* 提示された文章 *
- - - - -

アートとマーケの幸福な結婚。
ポストペットの八谷さんと、
彼の船出。

第7回 ポスペをつくる前に、夢をみた。

「じゃあ、つくるひとになればいいんだ」
とアーティストでやってゆこうと思った八谷さんの
その後について、今回はきいてゆきます。
いよいよ、ポストペットの誕生まぎわのときです。



100人で100日間、同時に日記をつけてみる。
メガ日記はたくさんの人たちの日常生活をネットの
内外に公開していく交換日記プロジェクト。
100日間の間、見ず知らずの人たちが共通の
ネット上の掲示板に書き込みを続けていく。
すでに4回実施されている。「他人」ってなんなのか、
「自分」とはなんなのか考えるための作品。
写真は第2回目のメガ日記:ICCのもの

これは今回触れられる
八谷さんの企画「メガ日記」です。
写真と紹介文は
八谷さんのホームページ
http://www.petworks.co.jp/~hachiya/
から抜き書きさせていただきました。

八谷 で、ちょうどそのワールドシステムを終えた頃に、
ポストペットの原型になる夢を見るんですけど。
糸井 それもまた啓示なの?
八谷 そうですね。啓示というか、夢で見て・・・。
ぼく、いろんな問題の解決に夢をつかう(笑)。
とりあえず行き詰まったら、とりあえず寝るんですよ。
そうすると次の日の朝に、
「あ、こうすればいいんじゃん」って。
糸井 そう言えば、寝てから「起きること」って
けっこうあるなー。
八谷 寝て、覚める頃に
すごいいい解決を思いついたりとか。

で、やっぱり95年の頃に
インターネットを使いはじめて、
はじめてメールとか使いはじめて、
年末にワールドシステムで
すごい忙しかったこともあって、
年賀状とかも当然準備していないから、
みんなメールをつかっていれば、
メールで年賀状を出せるのに、とか思ってて。

年賀状って、つくるのけっこう
めんどくさいじゃないですか。
印刷するの、めんどくさいなあ、
どうやったらグリーティングのメールになるかなあ、
と思っていて、で、寝てたら、
ある女の子なんですけど、
知り合いの女の子からの
メールをテディベアが運んできて、
うちにもテディベアがいて、
そこんちのテディベアとうちのテディベアが
メールのお使いをしているうちに
恋愛して、どうも子供ができたみたいだ、
どうしよう、みたいな夢を見たんですよ。

- - - - -

* 取り組む課題 *
(1) ポストペット誕生をめぐる対談について、次の問いに答えよ。
(a) メガ日記では何人が何日間日記をつけるか。
(b) 八谷さんは行き詰まったとき、とりあえず何をするか。
(c) 八谷さんがインターネットを使いはじめたのは何年の頃か。
(2) ポストペット誕生をめぐる対談の内容を2文でまとめよ。
(3) ポストペット誕生をめぐる対談を、最後の文のあとから再開して書き進めよ。

データセットに含まれるレコード:
- - - - -

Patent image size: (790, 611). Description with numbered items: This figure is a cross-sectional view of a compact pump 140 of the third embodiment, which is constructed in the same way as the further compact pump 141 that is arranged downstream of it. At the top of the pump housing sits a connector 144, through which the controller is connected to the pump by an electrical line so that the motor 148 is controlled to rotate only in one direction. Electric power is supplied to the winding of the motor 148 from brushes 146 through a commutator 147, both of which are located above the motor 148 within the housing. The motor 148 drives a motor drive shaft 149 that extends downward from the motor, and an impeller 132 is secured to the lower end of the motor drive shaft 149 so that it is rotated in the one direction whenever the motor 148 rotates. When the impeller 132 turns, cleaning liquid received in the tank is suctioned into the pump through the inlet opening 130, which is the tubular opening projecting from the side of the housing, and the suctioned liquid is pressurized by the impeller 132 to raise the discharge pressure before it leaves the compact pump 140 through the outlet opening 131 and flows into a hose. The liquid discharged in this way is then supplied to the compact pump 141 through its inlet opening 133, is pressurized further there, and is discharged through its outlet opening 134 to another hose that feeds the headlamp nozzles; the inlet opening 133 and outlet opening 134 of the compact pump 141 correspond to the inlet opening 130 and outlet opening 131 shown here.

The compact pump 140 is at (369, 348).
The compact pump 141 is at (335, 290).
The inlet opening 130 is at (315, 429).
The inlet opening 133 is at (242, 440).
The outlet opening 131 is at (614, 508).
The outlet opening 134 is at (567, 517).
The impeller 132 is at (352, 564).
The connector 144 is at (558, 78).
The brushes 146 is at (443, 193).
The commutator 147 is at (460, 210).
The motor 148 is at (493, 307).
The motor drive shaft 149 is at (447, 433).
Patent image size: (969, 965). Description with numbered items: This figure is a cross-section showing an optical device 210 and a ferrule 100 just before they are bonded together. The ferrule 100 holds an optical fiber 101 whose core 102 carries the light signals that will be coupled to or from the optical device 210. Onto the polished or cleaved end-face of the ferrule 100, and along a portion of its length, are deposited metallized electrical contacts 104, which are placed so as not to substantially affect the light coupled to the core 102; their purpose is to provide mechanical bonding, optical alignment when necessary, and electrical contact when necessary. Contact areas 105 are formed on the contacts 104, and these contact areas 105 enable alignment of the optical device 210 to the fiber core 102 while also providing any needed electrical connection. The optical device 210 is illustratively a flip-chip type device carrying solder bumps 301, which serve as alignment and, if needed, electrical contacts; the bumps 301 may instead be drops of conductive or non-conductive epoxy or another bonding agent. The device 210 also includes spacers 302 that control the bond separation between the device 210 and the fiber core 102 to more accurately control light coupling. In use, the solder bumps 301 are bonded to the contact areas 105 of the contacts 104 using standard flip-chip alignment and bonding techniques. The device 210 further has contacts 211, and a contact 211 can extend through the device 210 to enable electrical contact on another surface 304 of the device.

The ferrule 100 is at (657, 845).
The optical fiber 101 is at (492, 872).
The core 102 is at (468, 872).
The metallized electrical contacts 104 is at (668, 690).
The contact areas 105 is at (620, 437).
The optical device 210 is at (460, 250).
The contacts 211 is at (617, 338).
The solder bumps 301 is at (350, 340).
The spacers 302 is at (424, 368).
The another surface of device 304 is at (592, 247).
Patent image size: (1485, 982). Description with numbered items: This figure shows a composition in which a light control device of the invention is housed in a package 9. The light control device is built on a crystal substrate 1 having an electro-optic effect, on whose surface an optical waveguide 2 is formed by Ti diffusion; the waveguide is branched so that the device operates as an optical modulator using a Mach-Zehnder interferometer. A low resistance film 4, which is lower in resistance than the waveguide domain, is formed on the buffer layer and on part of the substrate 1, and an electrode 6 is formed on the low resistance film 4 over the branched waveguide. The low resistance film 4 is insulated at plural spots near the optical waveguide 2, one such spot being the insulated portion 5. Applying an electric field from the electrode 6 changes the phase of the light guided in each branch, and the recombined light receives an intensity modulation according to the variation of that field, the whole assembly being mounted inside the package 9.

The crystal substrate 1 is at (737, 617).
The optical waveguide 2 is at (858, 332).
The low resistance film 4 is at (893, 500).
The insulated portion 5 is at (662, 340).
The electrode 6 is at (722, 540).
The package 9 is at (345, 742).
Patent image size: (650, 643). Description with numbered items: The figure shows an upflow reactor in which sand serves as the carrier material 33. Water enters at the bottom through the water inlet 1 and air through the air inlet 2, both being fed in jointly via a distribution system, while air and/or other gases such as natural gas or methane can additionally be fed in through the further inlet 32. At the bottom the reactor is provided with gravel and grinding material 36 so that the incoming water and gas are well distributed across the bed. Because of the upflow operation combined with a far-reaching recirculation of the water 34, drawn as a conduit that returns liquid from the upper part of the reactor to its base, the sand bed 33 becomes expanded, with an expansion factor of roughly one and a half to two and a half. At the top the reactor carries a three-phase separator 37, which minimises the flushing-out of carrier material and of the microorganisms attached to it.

- - - - -

* 演習の結果 *
(1)
(a) 100人で100日間。
(b) 寝る。
(c) 95年の頃。

(2) 八谷さんは、ワールドシステムを終えた頃にポストペットの原型になる夢を見たと語り、行き詰まると寝て、翌朝にいい解決を思いつくことがあるという。95年頃にメールを使いはじめ、メールで年賀状を出せないかと考えていたところ、知り合いの女の子からのメールをテディベアが運び、テディベア同士が恋愛して子供ができたらしいという夢を見た。

(3)
それを見たのが実は人の家に泊まっているときで、
実際にはメールの送り主と別の女の子の家
だったりするんですけど。
糸井 やっぱちょっと自分のなかに
不安感があったときのほうが、
アイデア出るのかもね。
落ち着いてないじゃん、その場所って。
どう考えても。
八谷 そうかもしれないですね。
落ち着いてないんですね。
「どんな夢を見たの?」
「テディベアがメールを運んできて・・・」
君じゃない女の子とは言えない。
でも、見た夢としてはおもしろかったから。
ワールドシステムをやっているときに
もう一個別の作品もつくっていたんです。

メガ日記というプロジェクトなんですけど、
日記を1か所にたくさん集めてみるというもので、
100人で100日間でしてたんですけど、
その掲示板のなかでは
日記しか書いちゃいけないという
ルールにしてたので、
ひとと談話するときは別の、
ニフティの掲示板とかでしてたんですけど。
その夢の話をそこでしていたら
いろいろなひとがけっこうおもしろいと
言ってくれたので。
糸井 そのときには世の中ではメールソフトというのは
機能してたのですか?ユードラとかあったの?
八谷 ユードラはありました。
マックだとユードラくらいしかなかったですから。
糸井 じゃあメールをつかっている数も
日本中でそんなに大勢はいなかったんですか。
八谷 ニフティサーブでやってて
メール使っている人は多かったと思いますが、
インターネットでのメールは
ほとんどまだきかなかったような。
糸井 ほー。
幸喜 「ニフティからインターネットに
 メールが送れるようになりました」
って言うか言わないかくらいの。
糸井 ああ、よくわかる、それリアリティある、俺。
八谷 それではじめてユードラを使って。
一応機械と芸術の学校にいたし、
マックもぼくその時点で7〜8年使っていたから、
それなりに自信はあったんですよ。
でもユードラが全然設定できなかったり。
「でもメールって誰しもが
 使っていなかったら、本来駄目じゃん」
みたいな気持ちだったと思うんですけど。
ちょうどそのときに、こんな夢を見たという話に
いろんなひとたちが反応してきてくれて。
糸井 それは96年くらいですか。
八谷 そうですね。95年末か96年頭。
おもしろいというひとが多かったから、
これは何か与太話で終わらせるのはもったいないなあ、
と思って、真鍋さんを。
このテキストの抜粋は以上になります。